━━ Passage shown ━━
Priorities USA Action is a progressive political action committee and is the largest Democratic Party super PAC. Founded in 2011, it supported Barack Obama's 2012 re-election campaign. It was the primary super PAC supporting Hillary Clinton's 2016 presidential campaign. It focused mainly on high-dollar donors. As of September 2016, it had amassed $132 million in support of Clinton. The top six donors to the super PAC have given $43.5 million, which is a third of the money collected by Priorities USA Action in the 2016 election cycle. The super PAC raised $21.7 million in August 2016, marking its largest monthly fundraising haul.
━━━
━━ Material for the task ━━
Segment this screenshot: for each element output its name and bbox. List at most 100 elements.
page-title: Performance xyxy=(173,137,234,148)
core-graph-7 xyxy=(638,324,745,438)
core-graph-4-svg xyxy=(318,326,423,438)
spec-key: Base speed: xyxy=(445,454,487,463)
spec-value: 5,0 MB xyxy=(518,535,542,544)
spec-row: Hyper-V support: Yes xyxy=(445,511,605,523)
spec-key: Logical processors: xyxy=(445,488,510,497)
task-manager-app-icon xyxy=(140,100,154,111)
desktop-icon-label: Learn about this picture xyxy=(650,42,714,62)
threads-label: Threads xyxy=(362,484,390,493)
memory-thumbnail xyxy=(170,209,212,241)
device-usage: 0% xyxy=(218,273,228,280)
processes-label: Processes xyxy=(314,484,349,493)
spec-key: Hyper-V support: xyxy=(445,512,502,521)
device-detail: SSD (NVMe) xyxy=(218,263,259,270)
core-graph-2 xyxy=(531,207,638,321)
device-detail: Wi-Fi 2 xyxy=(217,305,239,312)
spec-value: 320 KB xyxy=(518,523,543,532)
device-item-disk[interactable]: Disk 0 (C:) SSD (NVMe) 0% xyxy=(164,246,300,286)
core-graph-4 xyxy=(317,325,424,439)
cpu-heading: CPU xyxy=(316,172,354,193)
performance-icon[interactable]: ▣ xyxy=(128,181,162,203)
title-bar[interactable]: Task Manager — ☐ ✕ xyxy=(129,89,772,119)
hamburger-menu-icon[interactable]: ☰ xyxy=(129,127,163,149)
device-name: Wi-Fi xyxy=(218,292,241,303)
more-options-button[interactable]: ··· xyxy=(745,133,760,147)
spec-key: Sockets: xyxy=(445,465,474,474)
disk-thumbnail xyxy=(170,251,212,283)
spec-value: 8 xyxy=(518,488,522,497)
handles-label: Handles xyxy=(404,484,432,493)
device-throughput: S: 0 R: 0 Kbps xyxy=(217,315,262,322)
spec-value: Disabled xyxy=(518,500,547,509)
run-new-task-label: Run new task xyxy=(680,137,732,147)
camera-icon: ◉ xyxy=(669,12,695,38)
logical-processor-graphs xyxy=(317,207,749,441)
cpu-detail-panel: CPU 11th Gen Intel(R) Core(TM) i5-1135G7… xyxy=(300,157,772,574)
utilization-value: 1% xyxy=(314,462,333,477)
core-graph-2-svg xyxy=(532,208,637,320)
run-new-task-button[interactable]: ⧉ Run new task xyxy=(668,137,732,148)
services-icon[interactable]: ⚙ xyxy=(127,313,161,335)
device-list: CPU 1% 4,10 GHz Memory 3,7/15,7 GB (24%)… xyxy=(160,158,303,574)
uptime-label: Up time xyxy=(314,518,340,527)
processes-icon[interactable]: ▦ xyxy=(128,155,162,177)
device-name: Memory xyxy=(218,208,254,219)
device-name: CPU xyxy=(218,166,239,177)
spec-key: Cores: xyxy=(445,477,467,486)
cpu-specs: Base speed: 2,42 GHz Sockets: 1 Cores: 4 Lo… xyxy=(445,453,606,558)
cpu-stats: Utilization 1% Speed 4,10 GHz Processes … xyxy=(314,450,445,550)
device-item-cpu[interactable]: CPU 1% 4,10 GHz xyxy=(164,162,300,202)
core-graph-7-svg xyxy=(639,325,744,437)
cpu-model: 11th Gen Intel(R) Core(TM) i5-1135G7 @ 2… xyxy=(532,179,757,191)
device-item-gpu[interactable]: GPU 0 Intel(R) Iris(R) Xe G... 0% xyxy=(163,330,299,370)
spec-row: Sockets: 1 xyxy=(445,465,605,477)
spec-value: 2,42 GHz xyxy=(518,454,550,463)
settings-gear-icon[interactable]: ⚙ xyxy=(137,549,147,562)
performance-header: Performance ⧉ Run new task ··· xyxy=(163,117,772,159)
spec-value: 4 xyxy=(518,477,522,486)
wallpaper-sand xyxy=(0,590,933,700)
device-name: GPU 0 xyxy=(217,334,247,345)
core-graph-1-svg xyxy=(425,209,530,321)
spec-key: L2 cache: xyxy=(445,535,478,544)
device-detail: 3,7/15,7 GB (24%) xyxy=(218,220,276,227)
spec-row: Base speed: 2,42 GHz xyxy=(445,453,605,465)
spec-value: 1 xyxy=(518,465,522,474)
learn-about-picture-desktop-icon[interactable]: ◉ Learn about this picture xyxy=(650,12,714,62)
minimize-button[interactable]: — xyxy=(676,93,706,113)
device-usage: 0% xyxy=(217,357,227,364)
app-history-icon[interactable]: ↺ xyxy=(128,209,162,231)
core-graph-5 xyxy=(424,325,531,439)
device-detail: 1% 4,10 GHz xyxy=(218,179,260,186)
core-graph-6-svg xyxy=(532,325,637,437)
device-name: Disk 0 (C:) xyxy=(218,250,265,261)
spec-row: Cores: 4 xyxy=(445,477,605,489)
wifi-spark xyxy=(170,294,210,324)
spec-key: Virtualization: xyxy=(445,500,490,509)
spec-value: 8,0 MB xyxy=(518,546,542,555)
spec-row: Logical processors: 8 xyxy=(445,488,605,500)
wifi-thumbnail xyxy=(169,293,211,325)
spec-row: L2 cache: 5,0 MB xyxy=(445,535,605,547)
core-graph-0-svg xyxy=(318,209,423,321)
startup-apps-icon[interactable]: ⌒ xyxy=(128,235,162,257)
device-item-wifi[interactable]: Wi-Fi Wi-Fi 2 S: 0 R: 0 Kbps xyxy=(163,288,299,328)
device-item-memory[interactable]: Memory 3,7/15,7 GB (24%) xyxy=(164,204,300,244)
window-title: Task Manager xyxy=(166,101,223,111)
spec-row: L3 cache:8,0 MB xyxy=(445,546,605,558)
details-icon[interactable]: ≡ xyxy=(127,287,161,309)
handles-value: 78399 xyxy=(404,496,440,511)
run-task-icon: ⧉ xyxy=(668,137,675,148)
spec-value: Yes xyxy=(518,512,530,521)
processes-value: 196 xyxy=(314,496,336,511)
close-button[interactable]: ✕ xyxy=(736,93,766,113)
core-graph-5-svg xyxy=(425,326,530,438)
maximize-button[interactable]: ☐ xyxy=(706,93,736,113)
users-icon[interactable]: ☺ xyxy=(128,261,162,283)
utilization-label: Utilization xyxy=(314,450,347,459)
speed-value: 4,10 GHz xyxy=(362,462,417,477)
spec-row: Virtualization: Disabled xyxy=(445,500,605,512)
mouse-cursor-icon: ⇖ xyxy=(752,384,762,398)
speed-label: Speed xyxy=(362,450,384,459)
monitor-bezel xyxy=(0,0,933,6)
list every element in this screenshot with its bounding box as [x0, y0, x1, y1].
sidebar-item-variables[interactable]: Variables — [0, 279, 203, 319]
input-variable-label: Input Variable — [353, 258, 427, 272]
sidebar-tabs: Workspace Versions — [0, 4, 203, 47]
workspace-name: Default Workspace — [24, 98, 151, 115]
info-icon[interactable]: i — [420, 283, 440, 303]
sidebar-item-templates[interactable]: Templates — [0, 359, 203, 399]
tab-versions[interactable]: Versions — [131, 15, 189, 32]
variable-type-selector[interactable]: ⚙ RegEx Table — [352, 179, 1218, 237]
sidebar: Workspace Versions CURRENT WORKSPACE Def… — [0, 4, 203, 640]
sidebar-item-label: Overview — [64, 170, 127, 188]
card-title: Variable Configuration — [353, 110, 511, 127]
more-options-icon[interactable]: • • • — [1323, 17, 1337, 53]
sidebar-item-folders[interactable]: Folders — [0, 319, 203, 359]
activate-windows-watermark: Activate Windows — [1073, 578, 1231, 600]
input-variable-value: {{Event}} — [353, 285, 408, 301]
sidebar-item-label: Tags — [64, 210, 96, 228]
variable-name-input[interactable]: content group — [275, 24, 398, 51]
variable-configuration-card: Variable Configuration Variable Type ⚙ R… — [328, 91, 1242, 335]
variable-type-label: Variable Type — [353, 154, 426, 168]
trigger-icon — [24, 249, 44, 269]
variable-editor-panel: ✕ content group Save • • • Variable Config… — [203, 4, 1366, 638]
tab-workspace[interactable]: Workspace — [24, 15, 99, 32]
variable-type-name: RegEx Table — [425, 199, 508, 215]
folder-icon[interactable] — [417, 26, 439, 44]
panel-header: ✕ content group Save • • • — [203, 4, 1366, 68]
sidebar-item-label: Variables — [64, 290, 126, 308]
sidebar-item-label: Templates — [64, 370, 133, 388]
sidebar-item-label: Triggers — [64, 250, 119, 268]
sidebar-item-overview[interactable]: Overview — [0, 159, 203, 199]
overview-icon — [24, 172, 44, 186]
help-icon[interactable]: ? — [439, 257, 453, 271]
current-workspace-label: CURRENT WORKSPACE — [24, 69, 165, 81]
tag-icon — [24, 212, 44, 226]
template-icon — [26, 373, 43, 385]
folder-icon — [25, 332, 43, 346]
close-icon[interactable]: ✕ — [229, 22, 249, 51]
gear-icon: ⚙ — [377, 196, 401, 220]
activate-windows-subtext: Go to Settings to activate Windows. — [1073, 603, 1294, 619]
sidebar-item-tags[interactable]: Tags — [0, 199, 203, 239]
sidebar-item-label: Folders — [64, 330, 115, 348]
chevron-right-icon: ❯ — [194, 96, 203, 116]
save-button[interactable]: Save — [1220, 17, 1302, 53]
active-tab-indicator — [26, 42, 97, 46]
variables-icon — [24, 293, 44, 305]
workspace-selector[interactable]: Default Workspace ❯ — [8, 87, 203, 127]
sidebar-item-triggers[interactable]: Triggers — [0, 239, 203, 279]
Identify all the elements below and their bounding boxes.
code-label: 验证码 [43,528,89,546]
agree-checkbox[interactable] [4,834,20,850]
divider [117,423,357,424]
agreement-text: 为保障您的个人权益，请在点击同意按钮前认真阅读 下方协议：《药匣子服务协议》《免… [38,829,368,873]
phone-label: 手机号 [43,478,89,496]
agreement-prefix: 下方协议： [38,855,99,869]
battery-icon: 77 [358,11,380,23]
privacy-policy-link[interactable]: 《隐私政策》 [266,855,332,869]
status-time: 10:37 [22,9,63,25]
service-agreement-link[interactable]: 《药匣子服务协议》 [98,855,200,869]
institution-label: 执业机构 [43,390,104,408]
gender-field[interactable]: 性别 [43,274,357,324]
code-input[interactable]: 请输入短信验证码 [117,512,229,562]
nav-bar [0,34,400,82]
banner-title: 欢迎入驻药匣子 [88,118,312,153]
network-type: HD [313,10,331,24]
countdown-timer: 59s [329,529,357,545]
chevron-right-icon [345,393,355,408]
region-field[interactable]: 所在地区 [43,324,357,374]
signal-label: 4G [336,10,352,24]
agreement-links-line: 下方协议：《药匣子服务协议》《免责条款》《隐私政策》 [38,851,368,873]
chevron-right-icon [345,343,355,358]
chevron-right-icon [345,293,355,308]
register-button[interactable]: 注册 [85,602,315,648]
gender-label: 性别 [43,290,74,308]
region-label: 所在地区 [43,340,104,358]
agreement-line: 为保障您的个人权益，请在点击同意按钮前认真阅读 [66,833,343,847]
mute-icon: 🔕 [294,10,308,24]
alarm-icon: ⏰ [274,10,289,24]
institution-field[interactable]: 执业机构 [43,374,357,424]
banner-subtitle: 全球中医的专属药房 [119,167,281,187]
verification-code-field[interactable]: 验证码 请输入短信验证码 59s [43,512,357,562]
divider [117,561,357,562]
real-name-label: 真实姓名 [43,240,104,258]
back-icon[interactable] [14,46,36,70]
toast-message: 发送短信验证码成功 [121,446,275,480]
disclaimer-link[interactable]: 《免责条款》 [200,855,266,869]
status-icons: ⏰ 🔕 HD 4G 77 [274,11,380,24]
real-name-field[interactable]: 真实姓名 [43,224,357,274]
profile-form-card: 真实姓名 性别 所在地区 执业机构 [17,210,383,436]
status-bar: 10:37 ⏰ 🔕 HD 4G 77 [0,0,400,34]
━━━
**Tasks to perform:**
A: According to the Priorities USA Action passage, how much did the super PAC raise in August 2016?
B: Recast the stretch of rows from the first row through the one containing "spec-value: 5,0 MB xyxy=(518,535,542,544)" as a numbered list, leaving out blank lines.
The passage about Priorities USA Action and the rows after it come from unrelated sources.

**Solutions to the exercise:**
A: $21.7 million

B:
1. Segment this screenshot: for each element output its name and bbox. List at most 100 elements.
2. page-title: Performance xyxy=(173,137,234,148)
3. core-graph-7 xyxy=(638,324,745,438)
4. core-graph-4-svg xyxy=(318,326,423,438)
5. spec-key: Base speed: xyxy=(445,454,487,463)
6. spec-value: 5,0 MB xyxy=(518,535,542,544)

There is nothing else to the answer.